───── INFORMATION GIVEN ─────

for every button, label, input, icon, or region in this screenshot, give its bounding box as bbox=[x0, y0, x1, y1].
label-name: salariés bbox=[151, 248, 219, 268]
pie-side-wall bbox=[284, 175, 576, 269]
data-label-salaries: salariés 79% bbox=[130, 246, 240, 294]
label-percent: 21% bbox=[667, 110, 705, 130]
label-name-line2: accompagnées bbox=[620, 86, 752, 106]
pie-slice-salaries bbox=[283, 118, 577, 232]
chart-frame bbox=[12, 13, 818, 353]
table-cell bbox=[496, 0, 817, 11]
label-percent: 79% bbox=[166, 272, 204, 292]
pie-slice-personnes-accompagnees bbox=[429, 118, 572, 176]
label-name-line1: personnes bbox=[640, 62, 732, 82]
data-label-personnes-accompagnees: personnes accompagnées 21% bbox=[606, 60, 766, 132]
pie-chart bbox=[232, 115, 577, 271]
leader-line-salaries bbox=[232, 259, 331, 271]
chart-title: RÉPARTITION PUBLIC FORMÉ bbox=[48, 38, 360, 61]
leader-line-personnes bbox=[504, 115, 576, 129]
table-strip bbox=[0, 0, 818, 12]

─────

Please give the data again with every "label-percent" switched to "label-share", keeping everything else unchanged.

## SOLUTION
for every button, label, input, icon, or region in this screenshot, give its bounding box as bbox=[x0, y0, x1, y1].
label-name: salariés bbox=[151, 248, 219, 268]
pie-side-wall bbox=[284, 175, 576, 269]
data-label-salaries: salariés 79% bbox=[130, 246, 240, 294]
label-share: 21% bbox=[667, 110, 705, 130]
label-name-line2: accompagnées bbox=[620, 86, 752, 106]
pie-slice-salaries bbox=[283, 118, 577, 232]
chart-frame bbox=[12, 13, 818, 353]
table-cell bbox=[496, 0, 817, 11]
label-share: 79% bbox=[166, 272, 204, 292]
pie-slice-personnes-accompagnees bbox=[429, 118, 572, 176]
label-name-line1: personnes bbox=[640, 62, 732, 82]
data-label-personnes-accompagnees: personnes accompagnées 21% bbox=[606, 60, 766, 132]
pie-chart bbox=[232, 115, 577, 271]
leader-line-salaries bbox=[232, 259, 331, 271]
chart-title: RÉPARTITION PUBLIC FORMÉ bbox=[48, 38, 360, 61]
leader-line-personnes bbox=[504, 115, 576, 129]
table-strip bbox=[0, 0, 818, 12]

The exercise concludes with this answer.